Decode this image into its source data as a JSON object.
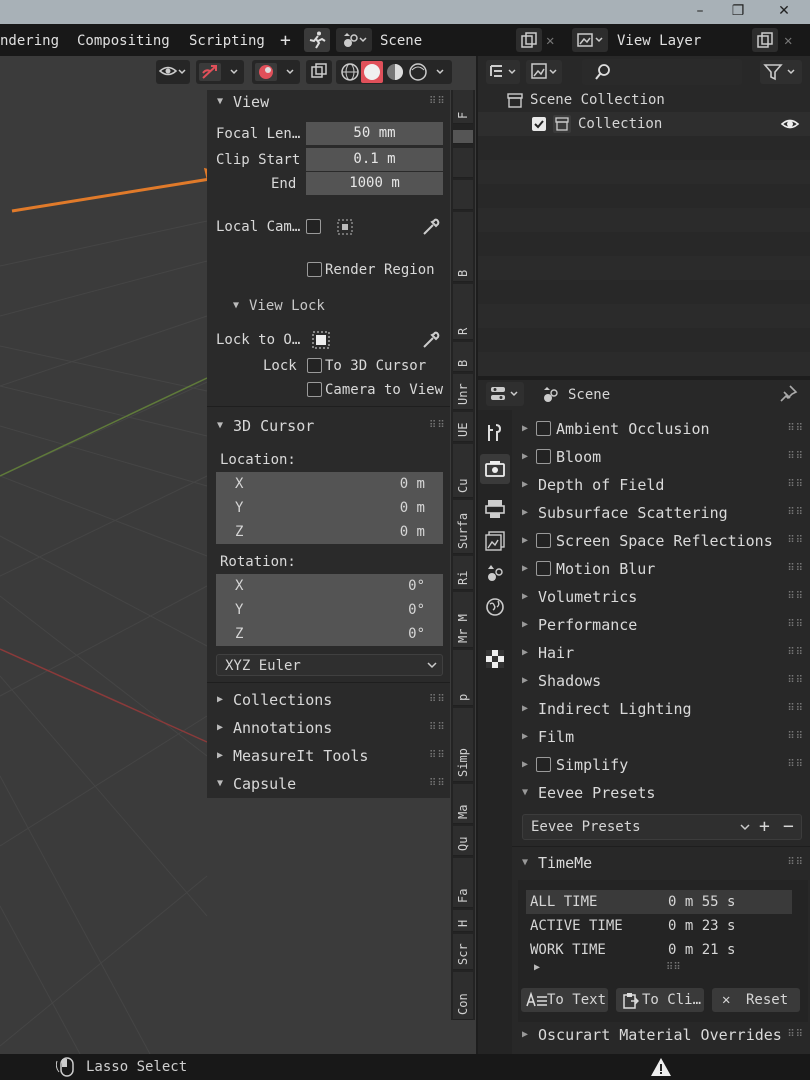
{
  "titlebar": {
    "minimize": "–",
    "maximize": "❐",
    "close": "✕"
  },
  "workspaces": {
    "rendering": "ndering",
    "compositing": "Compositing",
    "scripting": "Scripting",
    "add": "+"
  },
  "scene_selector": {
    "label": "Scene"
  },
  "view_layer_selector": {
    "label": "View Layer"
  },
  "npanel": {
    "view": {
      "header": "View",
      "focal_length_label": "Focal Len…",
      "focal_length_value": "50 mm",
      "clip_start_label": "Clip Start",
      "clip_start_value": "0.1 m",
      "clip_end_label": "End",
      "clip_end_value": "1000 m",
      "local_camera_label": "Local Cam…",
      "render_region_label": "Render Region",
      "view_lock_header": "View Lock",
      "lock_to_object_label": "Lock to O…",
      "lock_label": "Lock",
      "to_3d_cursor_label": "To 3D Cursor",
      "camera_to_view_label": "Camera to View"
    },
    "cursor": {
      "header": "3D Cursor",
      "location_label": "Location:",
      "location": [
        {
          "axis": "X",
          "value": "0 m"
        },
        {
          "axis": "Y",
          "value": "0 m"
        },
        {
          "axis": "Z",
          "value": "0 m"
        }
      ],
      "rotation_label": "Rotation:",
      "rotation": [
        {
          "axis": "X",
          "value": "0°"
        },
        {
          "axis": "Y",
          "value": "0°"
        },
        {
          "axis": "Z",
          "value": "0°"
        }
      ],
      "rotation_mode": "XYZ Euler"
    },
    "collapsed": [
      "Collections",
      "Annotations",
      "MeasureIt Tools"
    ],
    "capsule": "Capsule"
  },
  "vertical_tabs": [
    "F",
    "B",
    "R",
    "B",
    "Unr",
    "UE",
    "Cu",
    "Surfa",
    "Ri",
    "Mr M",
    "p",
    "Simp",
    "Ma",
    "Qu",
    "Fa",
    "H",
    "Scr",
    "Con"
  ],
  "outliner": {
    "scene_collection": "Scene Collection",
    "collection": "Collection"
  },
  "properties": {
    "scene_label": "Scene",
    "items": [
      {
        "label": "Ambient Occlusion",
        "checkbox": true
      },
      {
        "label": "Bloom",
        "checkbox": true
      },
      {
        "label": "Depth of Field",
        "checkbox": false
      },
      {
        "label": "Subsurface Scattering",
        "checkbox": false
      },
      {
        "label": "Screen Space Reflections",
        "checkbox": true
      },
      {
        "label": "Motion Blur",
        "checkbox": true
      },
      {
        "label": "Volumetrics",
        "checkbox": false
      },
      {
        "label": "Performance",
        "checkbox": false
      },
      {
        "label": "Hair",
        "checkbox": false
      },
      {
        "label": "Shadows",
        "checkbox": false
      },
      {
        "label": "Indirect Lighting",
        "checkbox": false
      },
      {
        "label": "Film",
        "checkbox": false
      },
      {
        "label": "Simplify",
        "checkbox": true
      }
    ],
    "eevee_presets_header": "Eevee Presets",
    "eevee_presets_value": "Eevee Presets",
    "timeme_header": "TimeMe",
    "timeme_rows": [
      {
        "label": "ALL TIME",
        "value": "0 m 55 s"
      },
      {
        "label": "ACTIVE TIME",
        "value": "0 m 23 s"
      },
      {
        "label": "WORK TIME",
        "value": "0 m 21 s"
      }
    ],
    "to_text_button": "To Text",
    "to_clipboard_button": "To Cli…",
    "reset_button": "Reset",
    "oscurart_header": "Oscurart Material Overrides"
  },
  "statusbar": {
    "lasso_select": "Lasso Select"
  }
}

* * *

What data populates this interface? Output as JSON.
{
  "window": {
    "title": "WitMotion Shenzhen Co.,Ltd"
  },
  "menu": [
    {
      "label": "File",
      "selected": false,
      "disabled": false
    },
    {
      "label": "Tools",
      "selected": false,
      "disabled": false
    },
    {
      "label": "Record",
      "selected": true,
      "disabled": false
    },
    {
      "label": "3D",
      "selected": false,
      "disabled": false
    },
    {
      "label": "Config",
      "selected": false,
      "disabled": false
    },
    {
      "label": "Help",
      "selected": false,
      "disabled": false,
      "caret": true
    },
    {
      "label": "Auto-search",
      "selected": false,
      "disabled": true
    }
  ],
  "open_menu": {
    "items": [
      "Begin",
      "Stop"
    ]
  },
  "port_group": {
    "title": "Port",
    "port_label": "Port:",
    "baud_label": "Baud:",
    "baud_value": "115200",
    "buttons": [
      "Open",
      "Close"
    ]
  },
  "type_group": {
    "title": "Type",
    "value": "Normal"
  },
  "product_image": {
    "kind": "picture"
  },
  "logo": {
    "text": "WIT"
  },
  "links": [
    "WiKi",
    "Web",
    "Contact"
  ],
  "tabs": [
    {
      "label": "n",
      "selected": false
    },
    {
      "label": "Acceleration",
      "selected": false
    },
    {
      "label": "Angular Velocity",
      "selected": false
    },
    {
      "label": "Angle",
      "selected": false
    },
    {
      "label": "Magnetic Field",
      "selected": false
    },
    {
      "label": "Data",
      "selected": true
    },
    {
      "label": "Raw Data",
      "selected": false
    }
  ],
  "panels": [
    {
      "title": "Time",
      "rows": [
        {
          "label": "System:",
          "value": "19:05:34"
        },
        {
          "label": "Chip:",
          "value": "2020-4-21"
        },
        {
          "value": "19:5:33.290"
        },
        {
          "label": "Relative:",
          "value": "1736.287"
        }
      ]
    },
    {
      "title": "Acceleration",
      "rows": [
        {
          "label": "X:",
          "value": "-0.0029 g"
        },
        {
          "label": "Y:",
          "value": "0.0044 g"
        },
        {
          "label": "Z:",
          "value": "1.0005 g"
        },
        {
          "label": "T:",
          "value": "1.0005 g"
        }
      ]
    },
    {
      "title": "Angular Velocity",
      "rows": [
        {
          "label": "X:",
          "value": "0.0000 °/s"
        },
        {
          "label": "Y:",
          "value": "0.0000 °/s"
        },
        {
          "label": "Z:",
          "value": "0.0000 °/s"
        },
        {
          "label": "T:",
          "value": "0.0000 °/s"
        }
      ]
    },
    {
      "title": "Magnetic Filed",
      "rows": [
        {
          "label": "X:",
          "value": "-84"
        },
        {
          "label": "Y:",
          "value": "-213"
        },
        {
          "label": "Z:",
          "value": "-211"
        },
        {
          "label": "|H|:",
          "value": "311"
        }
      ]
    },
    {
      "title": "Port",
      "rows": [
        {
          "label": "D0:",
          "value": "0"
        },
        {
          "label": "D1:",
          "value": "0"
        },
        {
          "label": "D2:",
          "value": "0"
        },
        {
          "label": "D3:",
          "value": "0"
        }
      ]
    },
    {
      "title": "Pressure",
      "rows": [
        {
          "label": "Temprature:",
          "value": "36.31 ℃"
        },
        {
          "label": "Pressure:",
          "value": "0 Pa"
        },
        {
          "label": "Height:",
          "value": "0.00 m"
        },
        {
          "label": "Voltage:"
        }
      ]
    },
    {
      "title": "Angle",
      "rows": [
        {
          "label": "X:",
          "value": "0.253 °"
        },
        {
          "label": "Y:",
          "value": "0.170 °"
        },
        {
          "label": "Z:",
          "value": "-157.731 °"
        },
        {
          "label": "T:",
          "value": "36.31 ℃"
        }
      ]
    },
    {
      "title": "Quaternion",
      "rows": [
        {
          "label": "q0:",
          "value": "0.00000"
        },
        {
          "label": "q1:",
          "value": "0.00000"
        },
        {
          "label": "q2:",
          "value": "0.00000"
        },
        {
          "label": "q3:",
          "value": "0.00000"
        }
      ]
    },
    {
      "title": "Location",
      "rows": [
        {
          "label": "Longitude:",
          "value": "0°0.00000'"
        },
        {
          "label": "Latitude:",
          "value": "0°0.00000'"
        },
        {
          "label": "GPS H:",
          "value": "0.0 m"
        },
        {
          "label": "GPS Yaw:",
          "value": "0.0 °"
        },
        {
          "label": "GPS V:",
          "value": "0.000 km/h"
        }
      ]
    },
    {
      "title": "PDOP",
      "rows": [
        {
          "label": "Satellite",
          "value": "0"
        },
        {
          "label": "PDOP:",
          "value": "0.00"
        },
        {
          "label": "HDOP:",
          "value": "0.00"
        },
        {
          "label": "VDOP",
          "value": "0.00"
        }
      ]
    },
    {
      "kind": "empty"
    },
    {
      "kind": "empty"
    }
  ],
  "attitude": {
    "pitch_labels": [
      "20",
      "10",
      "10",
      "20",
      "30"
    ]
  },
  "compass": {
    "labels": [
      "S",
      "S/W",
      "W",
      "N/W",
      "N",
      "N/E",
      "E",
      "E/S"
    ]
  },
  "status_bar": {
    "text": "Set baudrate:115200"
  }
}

GIVEN REQUEST
Write out each line of the data that holds the string "JSON".

OUTPUT OF THE TASK
Decode this image into its source data as a JSON object.
What data populates this interface? Output as JSON.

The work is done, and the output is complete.